EXERCISE OBJECTIVE: Go through the records and give each one again exactly.
--
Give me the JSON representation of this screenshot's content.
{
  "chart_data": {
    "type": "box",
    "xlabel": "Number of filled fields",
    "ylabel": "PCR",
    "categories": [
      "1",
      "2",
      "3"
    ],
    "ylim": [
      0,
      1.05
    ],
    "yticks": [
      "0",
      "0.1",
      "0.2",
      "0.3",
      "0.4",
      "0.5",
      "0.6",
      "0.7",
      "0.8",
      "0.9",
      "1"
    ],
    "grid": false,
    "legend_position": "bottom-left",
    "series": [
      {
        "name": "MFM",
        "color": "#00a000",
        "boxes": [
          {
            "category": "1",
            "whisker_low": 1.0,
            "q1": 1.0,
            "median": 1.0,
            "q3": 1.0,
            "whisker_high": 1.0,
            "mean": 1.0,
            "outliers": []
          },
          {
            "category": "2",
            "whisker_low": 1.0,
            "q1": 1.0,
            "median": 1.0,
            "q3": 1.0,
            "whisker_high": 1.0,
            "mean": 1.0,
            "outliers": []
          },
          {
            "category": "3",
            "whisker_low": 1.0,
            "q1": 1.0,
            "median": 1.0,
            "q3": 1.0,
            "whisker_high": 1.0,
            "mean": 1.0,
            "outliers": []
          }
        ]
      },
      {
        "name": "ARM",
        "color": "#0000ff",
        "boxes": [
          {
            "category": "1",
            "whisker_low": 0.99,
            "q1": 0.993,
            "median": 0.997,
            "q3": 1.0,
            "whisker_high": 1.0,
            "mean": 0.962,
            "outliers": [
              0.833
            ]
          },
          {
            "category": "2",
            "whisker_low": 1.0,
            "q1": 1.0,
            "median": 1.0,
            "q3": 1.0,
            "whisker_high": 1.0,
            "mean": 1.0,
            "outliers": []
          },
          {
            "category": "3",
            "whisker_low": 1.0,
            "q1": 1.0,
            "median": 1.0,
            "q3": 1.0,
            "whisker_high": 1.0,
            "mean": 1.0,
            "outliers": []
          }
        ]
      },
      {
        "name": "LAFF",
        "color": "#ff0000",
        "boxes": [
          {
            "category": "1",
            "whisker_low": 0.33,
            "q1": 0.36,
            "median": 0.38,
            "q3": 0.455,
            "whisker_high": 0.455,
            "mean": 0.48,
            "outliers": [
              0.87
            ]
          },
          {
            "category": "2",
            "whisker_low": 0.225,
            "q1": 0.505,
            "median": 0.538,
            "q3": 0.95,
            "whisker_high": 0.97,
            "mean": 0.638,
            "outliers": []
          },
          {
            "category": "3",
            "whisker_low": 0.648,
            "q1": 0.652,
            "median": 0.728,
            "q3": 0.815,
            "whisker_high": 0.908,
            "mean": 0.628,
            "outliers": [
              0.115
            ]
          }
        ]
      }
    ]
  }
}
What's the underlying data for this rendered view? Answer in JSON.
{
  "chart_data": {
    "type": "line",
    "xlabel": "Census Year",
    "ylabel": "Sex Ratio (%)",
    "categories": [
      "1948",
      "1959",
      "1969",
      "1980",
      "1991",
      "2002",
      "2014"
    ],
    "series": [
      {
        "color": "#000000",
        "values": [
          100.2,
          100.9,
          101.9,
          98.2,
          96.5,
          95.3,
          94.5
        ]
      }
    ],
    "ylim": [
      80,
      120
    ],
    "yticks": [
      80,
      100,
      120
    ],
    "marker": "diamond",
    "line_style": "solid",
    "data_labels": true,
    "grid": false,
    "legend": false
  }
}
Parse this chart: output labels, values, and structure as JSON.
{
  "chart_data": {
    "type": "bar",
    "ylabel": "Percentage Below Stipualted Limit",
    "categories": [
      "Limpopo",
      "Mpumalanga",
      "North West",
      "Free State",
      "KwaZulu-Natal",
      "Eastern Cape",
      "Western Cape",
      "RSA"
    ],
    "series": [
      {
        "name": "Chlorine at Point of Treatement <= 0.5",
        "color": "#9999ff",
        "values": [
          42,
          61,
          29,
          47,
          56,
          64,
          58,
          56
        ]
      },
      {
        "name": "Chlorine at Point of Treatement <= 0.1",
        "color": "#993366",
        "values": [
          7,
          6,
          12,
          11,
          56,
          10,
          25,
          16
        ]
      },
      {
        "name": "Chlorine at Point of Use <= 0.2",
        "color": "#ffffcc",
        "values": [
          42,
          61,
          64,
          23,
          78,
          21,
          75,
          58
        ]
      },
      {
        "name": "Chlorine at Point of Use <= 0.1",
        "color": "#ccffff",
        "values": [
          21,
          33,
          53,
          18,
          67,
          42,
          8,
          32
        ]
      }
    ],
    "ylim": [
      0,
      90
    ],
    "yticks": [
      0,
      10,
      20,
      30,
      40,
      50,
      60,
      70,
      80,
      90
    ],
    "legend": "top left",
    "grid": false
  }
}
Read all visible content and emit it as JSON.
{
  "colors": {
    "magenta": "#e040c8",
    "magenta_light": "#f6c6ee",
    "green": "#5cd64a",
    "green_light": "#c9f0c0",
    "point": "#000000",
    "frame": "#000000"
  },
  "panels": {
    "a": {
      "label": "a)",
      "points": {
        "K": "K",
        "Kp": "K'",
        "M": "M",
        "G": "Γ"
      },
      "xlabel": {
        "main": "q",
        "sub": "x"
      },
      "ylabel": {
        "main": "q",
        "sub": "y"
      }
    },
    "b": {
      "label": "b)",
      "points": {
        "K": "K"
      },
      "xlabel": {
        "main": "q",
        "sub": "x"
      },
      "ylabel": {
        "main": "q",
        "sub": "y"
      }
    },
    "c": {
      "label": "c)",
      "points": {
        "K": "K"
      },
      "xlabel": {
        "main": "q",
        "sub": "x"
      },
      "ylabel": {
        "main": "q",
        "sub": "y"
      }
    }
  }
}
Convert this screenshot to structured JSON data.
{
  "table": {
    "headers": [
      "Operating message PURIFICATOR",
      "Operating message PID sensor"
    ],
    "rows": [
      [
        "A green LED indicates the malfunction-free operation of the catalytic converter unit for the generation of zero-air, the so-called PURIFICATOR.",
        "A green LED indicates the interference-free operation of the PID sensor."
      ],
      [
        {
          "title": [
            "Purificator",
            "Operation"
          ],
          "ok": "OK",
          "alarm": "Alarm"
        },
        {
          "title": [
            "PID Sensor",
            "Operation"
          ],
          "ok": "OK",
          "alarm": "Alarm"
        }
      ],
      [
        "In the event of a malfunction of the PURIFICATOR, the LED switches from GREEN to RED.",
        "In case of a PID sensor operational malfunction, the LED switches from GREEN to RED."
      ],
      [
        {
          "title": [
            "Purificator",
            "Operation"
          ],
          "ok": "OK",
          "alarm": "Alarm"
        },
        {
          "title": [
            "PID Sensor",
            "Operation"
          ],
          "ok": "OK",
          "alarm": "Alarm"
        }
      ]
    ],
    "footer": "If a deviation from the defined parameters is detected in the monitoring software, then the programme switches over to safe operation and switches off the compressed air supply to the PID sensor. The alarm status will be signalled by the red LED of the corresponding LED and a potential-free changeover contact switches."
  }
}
--
SOLUTION FOR THIS TASK:
Give me the JSON representation of this screenshot's content.
{
  "chart_data": {
    "type": "box",
    "xlabel": "Number of filled fields",
    "ylabel": "PCR",
    "categories": [
      "1",
      "2",
      "3"
    ],
    "ylim": [
      0,
      1.05
    ],
    "yticks": [
      "0",
      "0.1",
      "0.2",
      "0.3",
      "0.4",
      "0.5",
      "0.6",
      "0.7",
      "0.8",
      "0.9",
      "1"
    ],
    "grid": false,
    "legend_position": "bottom-left",
    "series": [
      {
        "name": "MFM",
        "color": "#00a000",
        "boxes": [
          {
            "category": "1",
            "whisker_low": 1.0,
            "q1": 1.0,
            "median": 1.0,
            "q3": 1.0,
            "whisker_high": 1.0,
            "mean": 1.0,
            "outliers": []
          },
          {
            "category": "2",
            "whisker_low": 1.0,
            "q1": 1.0,
            "median": 1.0,
            "q3": 1.0,
            "whisker_high": 1.0,
            "mean": 1.0,
            "outliers": []
          },
          {
            "category": "3",
            "whisker_low": 1.0,
            "q1": 1.0,
            "median": 1.0,
            "q3": 1.0,
            "whisker_high": 1.0,
            "mean": 1.0,
            "outliers": []
          }
        ]
      },
      {
        "name": "ARM",
        "color": "#0000ff",
        "boxes": [
          {
            "category": "1",
            "whisker_low": 0.99,
            "q1": 0.993,
            "median": 0.997,
            "q3": 1.0,
            "whisker_high": 1.0,
            "mean": 0.962,
            "outliers": [
              0.833
            ]
          },
          {
            "category": "2",
            "whisker_low": 1.0,
            "q1": 1.0,
            "median": 1.0,
            "q3": 1.0,
            "whisker_high": 1.0,
            "mean": 1.0,
            "outliers": []
          },
          {
            "category": "3",
            "whisker_low": 1.0,
            "q1": 1.0,
            "median": 1.0,
            "q3": 1.0,
            "whisker_high": 1.0,
            "mean": 1.0,
            "outliers": []
          }
        ]
      },
      {
        "name": "LAFF",
        "color": "#ff0000",
        "boxes": [
          {
            "category": "1",
            "whisker_low": 0.33,
            "q1": 0.36,
            "median": 0.38,
            "q3": 0.455,
            "whisker_high": 0.455,
            "mean": 0.48,
            "outliers": [
              0.87
            ]
          },
          {
            "category": "2",
            "whisker_low": 0.225,
            "q1": 0.505,
            "median": 0.538,
            "q3": 0.95,
            "whisker_high": 0.97,
            "mean": 0.638,
            "outliers": []
          },
          {
            "category": "3",
            "whisker_low": 0.648,
            "q1": 0.652,
            "median": 0.728,
            "q3": 0.815,
            "whisker_high": 0.908,
            "mean": 0.628,
            "outliers": [
              0.115
            ]
          }
        ]
      }
    ]
  }
}
What's the underlying data for this rendered view? Answer in JSON.
{
  "chart_data": {
    "type": "line",
    "xlabel": "Census Year",
    "ylabel": "Sex Ratio (%)",
    "categories": [
      "1948",
      "1959",
      "1969",
      "1980",
      "1991",
      "2002",
      "2014"
    ],
    "series": [
      {
        "color": "#000000",
        "values": [
          100.2,
          100.9,
          101.9,
          98.2,
          96.5,
          95.3,
          94.5
        ]
      }
    ],
    "ylim": [
      80,
      120
    ],
    "yticks": [
      80,
      100,
      120
    ],
    "marker": "diamond",
    "line_style": "solid",
    "data_labels": true,
    "grid": false,
    "legend": false
  }
}
Parse this chart: output labels, values, and structure as JSON.
{
  "chart_data": {
    "type": "bar",
    "ylabel": "Percentage Below Stipualted Limit",
    "categories": [
      "Limpopo",
      "Mpumalanga",
      "North West",
      "Free State",
      "KwaZulu-Natal",
      "Eastern Cape",
      "Western Cape",
      "RSA"
    ],
    "series": [
      {
        "name": "Chlorine at Point of Treatement <= 0.5",
        "color": "#9999ff",
        "values": [
          42,
          61,
          29,
          47,
          56,
          64,
          58,
          56
        ]
      },
      {
        "name": "Chlorine at Point of Treatement <= 0.1",
        "color": "#993366",
        "values": [
          7,
          6,
          12,
          11,
          56,
          10,
          25,
          16
        ]
      },
      {
        "name": "Chlorine at Point of Use <= 0.2",
        "color": "#ffffcc",
        "values": [
          42,
          61,
          64,
          23,
          78,
          21,
          75,
          58
        ]
      },
      {
        "name": "Chlorine at Point of Use <= 0.1",
        "color": "#ccffff",
        "values": [
          21,
          33,
          53,
          18,
          67,
          42,
          8,
          32
        ]
      }
    ],
    "ylim": [
      0,
      90
    ],
    "yticks": [
      0,
      10,
      20,
      30,
      40,
      50,
      60,
      70,
      80,
      90
    ],
    "legend": "top left",
    "grid": false
  }
}
Read all visible content and emit it as JSON.
{
  "colors": {
    "magenta": "#e040c8",
    "magenta_light": "#f6c6ee",
    "green": "#5cd64a",
    "green_light": "#c9f0c0",
    "point": "#000000",
    "frame": "#000000"
  },
  "panels": {
    "a": {
      "label": "a)",
      "points": {
        "K": "K",
        "Kp": "K'",
        "M": "M",
        "G": "Γ"
      },
      "xlabel": {
        "main": "q",
        "sub": "x"
      },
      "ylabel": {
        "main": "q",
        "sub": "y"
      }
    },
    "b": {
      "label": "b)",
      "points": {
        "K": "K"
      },
      "xlabel": {
        "main": "q",
        "sub": "x"
      },
      "ylabel": {
        "main": "q",
        "sub": "y"
      }
    },
    "c": {
      "label": "c)",
      "points": {
        "K": "K"
      },
      "xlabel": {
        "main": "q",
        "sub": "x"
      },
      "ylabel": {
        "main": "q",
        "sub": "y"
      }
    }
  }
}
Convert this screenshot to structured JSON data.
{
  "table": {
    "headers": [
      "Operating message PURIFICATOR",
      "Operating message PID sensor"
    ],
    "rows": [
      [
        "A green LED indicates the malfunction-free operation of the catalytic converter unit for the generation of zero-air, the so-called PURIFICATOR.",
        "A green LED indicates the interference-free operation of the PID sensor."
      ],
      [
        {
          "title": [
            "Purificator",
            "Operation"
          ],
          "ok": "OK",
          "alarm": "Alarm"
        },
        {
          "title": [
            "PID Sensor",
            "Operation"
          ],
          "ok": "OK",
          "alarm": "Alarm"
        }
      ],
      [
        "In the event of a malfunction of the PURIFICATOR, the LED switches from GREEN to RED.",
        "In case of a PID sensor operational malfunction, the LED switches from GREEN to RED."
      ],
      [
        {
          "title": [
            "Purificator",
            "Operation"
          ],
          "ok": "OK",
          "alarm": "Alarm"
        },
        {
          "title": [
            "PID Sensor",
            "Operation"
          ],
          "ok": "OK",
          "alarm": "Alarm"
        }
      ]
    ],
    "footer": "If a deviation from the defined parameters is detected in the monitoring software, then the programme switches over to safe operation and switches off the compressed air supply to the PID sensor. The alarm status will be signalled by the red LED of the corresponding LED and a potential-free changeover contact switches."
  }
}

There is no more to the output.